:: RECORDS SHOWN ::

== == ==

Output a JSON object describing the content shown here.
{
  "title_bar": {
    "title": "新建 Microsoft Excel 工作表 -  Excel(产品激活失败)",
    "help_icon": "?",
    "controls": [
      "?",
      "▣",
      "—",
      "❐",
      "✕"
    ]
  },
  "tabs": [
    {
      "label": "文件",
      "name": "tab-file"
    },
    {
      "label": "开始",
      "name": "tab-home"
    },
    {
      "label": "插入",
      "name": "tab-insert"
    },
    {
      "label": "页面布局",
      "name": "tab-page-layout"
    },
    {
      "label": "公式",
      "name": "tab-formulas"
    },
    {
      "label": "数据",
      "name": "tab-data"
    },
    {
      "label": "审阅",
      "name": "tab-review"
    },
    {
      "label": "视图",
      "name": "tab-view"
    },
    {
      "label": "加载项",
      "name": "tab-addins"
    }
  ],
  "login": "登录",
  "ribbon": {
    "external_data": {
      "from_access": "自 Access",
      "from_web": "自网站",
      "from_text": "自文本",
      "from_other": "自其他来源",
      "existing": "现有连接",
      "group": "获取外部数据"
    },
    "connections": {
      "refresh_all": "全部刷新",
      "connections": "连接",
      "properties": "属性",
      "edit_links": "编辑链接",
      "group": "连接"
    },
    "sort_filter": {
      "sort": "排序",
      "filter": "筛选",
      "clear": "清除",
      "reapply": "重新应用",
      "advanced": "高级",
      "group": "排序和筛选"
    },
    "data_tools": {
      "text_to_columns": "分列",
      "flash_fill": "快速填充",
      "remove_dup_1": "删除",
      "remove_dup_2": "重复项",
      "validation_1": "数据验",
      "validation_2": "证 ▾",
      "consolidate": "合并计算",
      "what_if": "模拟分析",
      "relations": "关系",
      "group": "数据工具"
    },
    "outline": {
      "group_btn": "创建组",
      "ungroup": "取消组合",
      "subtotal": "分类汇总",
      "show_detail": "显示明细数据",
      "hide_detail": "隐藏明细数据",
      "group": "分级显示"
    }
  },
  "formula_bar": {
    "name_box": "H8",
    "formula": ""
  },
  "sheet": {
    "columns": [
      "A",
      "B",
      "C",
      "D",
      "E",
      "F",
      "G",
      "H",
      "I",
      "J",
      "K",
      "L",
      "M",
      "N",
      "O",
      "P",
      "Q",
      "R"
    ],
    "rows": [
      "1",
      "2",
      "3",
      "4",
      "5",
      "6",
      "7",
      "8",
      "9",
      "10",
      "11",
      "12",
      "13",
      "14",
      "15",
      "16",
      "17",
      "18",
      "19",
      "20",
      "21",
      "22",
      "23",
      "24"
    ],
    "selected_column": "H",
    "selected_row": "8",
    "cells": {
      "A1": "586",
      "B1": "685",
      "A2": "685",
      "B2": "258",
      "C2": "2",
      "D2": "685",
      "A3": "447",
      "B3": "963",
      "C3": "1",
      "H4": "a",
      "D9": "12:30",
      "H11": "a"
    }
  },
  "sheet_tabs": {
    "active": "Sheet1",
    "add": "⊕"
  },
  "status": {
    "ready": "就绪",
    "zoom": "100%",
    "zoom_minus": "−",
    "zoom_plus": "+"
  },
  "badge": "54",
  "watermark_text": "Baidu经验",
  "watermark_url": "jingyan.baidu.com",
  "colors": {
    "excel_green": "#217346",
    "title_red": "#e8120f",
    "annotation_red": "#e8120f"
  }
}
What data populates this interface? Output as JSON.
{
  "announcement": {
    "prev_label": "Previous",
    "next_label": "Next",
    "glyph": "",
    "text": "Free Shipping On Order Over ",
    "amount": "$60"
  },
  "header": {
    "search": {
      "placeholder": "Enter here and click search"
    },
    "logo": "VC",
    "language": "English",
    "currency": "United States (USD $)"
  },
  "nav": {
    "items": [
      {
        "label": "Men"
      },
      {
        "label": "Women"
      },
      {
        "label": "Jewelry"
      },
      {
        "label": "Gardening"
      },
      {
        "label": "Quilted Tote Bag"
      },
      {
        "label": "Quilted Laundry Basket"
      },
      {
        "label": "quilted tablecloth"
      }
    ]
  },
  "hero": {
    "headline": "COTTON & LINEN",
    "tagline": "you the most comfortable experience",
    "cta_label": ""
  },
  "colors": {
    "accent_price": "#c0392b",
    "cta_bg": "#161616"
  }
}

== == ==

:: JOB ::
Every entry should be output exactly as written, please.

:: WRITTEN RESPONSE ::
Output a JSON object describing the content shown here.
{
  "title_bar": {
    "title": "新建 Microsoft Excel 工作表 -  Excel(产品激活失败)",
    "help_icon": "?",
    "controls": [
      "?",
      "▣",
      "—",
      "❐",
      "✕"
    ]
  },
  "tabs": [
    {
      "label": "文件",
      "name": "tab-file"
    },
    {
      "label": "开始",
      "name": "tab-home"
    },
    {
      "label": "插入",
      "name": "tab-insert"
    },
    {
      "label": "页面布局",
      "name": "tab-page-layout"
    },
    {
      "label": "公式",
      "name": "tab-formulas"
    },
    {
      "label": "数据",
      "name": "tab-data"
    },
    {
      "label": "审阅",
      "name": "tab-review"
    },
    {
      "label": "视图",
      "name": "tab-view"
    },
    {
      "label": "加载项",
      "name": "tab-addins"
    }
  ],
  "login": "登录",
  "ribbon": {
    "external_data": {
      "from_access": "自 Access",
      "from_web": "自网站",
      "from_text": "自文本",
      "from_other": "自其他来源",
      "existing": "现有连接",
      "group": "获取外部数据"
    },
    "connections": {
      "refresh_all": "全部刷新",
      "connections": "连接",
      "properties": "属性",
      "edit_links": "编辑链接",
      "group": "连接"
    },
    "sort_filter": {
      "sort": "排序",
      "filter": "筛选",
      "clear": "清除",
      "reapply": "重新应用",
      "advanced": "高级",
      "group": "排序和筛选"
    },
    "data_tools": {
      "text_to_columns": "分列",
      "flash_fill": "快速填充",
      "remove_dup_1": "删除",
      "remove_dup_2": "重复项",
      "validation_1": "数据验",
      "validation_2": "证 ▾",
      "consolidate": "合并计算",
      "what_if": "模拟分析",
      "relations": "关系",
      "group": "数据工具"
    },
    "outline": {
      "group_btn": "创建组",
      "ungroup": "取消组合",
      "subtotal": "分类汇总",
      "show_detail": "显示明细数据",
      "hide_detail": "隐藏明细数据",
      "group": "分级显示"
    }
  },
  "formula_bar": {
    "name_box": "H8",
    "formula": ""
  },
  "sheet": {
    "columns": [
      "A",
      "B",
      "C",
      "D",
      "E",
      "F",
      "G",
      "H",
      "I",
      "J",
      "K",
      "L",
      "M",
      "N",
      "O",
      "P",
      "Q",
      "R"
    ],
    "rows": [
      "1",
      "2",
      "3",
      "4",
      "5",
      "6",
      "7",
      "8",
      "9",
      "10",
      "11",
      "12",
      "13",
      "14",
      "15",
      "16",
      "17",
      "18",
      "19",
      "20",
      "21",
      "22",
      "23",
      "24"
    ],
    "selected_column": "H",
    "selected_row": "8",
    "cells": {
      "A1": "586",
      "B1": "685",
      "A2": "685",
      "B2": "258",
      "C2": "2",
      "D2": "685",
      "A3": "447",
      "B3": "963",
      "C3": "1",
      "H4": "a",
      "D9": "12:30",
      "H11": "a"
    }
  },
  "sheet_tabs": {
    "active": "Sheet1",
    "add": "⊕"
  },
  "status": {
    "ready": "就绪",
    "zoom": "100%",
    "zoom_minus": "−",
    "zoom_plus": "+"
  },
  "badge": "54",
  "watermark_text": "Baidu经验",
  "watermark_url": "jingyan.baidu.com",
  "colors": {
    "excel_green": "#217346",
    "title_red": "#e8120f",
    "annotation_red": "#e8120f"
  }
}
What data populates this interface? Output as JSON.
{
  "announcement": {
    "prev_label": "Previous",
    "next_label": "Next",
    "glyph": "",
    "text": "Free Shipping On Order Over ",
    "amount": "$60"
  },
  "header": {
    "search": {
      "placeholder": "Enter here and click search"
    },
    "logo": "VC",
    "language": "English",
    "currency": "United States (USD $)"
  },
  "nav": {
    "items": [
      {
        "label": "Men"
      },
      {
        "label": "Women"
      },
      {
        "label": "Jewelry"
      },
      {
        "label": "Gardening"
      },
      {
        "label": "Quilted Tote Bag"
      },
      {
        "label": "Quilted Laundry Basket"
      },
      {
        "label": "quilted tablecloth"
      }
    ]
  },
  "hero": {
    "headline": "COTTON & LINEN",
    "tagline": "you the most comfortable experience",
    "cta_label": ""
  },
  "colors": {
    "accent_price": "#c0392b",
    "cta_bg": "#161616"
  }
}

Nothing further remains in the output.